◆ TASK: Extract every line from the records below that contains the word "image".

[Dataset entries on figures]
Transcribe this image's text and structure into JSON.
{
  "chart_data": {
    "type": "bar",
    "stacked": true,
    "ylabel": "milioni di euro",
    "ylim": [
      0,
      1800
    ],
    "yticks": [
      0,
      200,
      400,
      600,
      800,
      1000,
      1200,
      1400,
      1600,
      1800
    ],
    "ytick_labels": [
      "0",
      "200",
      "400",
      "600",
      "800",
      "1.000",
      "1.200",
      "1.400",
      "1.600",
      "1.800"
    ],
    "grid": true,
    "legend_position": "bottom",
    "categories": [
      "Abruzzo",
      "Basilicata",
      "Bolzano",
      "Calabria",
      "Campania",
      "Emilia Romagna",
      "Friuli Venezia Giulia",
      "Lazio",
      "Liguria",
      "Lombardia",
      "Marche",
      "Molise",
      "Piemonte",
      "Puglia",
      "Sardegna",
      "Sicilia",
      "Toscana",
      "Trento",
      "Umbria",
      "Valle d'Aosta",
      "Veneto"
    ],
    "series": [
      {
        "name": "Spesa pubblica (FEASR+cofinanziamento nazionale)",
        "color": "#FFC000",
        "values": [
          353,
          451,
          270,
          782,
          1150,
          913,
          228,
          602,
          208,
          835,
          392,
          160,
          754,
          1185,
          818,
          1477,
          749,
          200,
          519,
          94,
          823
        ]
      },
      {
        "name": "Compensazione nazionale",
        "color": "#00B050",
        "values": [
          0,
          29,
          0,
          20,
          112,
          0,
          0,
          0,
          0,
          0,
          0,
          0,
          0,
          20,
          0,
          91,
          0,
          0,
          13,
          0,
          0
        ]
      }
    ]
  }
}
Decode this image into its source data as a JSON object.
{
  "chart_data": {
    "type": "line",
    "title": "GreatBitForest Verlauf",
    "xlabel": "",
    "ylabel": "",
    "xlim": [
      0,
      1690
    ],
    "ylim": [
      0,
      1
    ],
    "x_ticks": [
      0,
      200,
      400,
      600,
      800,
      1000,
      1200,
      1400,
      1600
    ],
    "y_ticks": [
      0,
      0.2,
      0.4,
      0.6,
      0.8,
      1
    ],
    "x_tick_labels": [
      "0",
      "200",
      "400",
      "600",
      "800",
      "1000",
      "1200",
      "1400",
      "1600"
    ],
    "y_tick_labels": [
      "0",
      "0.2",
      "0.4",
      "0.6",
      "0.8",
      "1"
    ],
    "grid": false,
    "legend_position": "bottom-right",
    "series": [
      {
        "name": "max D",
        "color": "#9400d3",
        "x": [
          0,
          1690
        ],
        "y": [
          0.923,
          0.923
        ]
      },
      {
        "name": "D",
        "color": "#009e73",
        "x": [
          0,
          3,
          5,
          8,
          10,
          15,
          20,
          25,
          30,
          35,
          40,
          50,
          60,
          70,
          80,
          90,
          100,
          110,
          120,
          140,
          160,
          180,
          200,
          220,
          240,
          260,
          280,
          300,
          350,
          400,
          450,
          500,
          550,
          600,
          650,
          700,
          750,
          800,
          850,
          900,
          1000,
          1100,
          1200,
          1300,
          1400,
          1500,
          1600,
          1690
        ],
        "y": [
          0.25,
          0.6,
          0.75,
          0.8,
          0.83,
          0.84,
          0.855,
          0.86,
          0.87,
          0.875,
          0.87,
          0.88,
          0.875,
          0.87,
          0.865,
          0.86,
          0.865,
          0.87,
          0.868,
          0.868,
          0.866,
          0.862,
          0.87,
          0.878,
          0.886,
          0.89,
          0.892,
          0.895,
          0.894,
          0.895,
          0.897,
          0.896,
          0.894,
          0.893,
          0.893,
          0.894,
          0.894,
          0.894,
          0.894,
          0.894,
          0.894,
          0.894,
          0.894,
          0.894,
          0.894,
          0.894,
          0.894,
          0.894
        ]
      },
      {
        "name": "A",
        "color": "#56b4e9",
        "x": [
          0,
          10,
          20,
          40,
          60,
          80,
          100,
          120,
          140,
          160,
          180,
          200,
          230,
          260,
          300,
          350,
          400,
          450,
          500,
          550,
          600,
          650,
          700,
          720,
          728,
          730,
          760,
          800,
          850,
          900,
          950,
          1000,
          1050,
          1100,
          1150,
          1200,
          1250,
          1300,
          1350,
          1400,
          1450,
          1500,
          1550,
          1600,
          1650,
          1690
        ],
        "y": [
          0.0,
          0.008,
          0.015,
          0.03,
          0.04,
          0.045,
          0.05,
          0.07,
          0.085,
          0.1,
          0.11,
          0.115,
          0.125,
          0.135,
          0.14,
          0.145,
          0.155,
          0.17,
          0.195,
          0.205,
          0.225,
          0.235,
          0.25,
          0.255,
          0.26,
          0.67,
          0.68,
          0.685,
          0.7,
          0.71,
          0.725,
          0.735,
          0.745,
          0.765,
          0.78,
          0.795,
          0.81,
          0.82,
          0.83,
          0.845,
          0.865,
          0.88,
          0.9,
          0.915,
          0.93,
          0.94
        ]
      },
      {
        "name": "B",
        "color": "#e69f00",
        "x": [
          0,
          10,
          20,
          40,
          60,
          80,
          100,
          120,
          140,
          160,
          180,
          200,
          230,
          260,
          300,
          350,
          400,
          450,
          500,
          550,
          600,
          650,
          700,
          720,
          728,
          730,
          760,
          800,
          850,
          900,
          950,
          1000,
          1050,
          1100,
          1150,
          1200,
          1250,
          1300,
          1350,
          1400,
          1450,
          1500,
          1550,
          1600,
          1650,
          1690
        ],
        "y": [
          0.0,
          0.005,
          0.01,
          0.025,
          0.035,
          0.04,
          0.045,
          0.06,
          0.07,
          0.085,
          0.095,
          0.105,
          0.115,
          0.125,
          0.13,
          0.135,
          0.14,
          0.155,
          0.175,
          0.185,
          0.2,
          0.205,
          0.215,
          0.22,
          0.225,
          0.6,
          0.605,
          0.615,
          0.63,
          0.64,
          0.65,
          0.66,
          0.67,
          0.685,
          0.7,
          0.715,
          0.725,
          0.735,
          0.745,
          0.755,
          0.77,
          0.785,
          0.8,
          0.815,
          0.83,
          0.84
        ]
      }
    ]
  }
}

◆ CORRECT ANSWER:
Transcribe this image's text and structure into JSON.
Decode this image into its source data as a JSON object.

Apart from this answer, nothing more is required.